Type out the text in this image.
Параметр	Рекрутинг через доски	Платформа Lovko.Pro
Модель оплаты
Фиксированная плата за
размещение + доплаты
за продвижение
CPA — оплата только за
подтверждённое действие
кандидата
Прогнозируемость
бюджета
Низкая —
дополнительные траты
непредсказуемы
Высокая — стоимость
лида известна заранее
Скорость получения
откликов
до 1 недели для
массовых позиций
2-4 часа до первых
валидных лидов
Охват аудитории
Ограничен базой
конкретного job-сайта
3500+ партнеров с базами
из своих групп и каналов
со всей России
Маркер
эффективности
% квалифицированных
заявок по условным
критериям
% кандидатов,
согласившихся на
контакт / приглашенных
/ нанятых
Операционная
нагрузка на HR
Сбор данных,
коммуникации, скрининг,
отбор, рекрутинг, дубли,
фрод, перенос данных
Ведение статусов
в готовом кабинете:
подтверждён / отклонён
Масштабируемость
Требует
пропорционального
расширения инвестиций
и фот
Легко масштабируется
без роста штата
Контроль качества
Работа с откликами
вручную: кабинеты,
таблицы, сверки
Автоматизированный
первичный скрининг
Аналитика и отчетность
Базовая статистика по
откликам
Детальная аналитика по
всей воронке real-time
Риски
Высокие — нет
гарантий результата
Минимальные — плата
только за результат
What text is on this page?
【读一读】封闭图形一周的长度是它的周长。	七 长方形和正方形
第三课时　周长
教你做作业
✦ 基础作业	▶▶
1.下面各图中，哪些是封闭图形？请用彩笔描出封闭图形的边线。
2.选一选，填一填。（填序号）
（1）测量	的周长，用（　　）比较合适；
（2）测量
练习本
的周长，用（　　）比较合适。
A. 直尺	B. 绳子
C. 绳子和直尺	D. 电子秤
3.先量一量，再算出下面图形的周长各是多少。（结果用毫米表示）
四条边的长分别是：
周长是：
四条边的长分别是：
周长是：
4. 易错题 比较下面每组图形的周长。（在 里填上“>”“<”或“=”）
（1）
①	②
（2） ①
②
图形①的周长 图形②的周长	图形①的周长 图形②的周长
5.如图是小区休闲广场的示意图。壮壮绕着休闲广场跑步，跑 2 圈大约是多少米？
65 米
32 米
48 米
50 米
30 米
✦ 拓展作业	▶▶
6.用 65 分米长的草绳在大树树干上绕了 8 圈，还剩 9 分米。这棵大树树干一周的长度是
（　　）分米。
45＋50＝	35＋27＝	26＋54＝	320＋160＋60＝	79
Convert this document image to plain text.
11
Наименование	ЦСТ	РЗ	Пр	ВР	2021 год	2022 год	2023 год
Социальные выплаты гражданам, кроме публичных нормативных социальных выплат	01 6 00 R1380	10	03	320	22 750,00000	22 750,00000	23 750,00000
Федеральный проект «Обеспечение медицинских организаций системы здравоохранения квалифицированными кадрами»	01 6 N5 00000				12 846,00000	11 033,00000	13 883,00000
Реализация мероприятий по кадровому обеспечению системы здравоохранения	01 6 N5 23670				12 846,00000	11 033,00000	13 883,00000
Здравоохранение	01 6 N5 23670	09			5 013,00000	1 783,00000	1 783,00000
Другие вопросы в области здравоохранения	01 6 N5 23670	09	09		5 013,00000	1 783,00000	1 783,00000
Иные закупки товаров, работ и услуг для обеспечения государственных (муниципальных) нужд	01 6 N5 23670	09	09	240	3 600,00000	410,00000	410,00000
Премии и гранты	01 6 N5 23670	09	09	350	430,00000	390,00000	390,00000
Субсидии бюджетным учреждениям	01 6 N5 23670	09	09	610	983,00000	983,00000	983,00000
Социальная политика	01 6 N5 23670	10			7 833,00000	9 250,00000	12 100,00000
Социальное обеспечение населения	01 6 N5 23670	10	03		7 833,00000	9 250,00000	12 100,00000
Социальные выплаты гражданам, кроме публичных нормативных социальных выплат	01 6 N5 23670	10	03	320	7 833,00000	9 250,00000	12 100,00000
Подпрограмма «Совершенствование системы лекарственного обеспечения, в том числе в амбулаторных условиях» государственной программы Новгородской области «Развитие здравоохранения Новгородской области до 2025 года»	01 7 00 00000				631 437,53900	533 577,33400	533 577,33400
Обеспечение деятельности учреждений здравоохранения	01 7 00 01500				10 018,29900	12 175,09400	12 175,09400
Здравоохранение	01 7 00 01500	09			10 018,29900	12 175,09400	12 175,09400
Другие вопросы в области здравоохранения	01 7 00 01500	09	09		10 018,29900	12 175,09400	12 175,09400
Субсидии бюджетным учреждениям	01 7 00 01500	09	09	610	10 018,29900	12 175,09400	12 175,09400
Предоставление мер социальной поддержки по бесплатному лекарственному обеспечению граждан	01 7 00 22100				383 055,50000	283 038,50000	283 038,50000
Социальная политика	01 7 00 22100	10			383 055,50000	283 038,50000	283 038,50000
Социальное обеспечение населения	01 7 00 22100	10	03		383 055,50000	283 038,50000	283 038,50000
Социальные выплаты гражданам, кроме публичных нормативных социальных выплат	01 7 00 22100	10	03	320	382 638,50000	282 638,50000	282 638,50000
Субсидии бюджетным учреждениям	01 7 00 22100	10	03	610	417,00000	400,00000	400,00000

*Task instructions*
Find every line in the entries that includes the word "гражданам", then state how many there are and nothing else.

*Response to this task*
3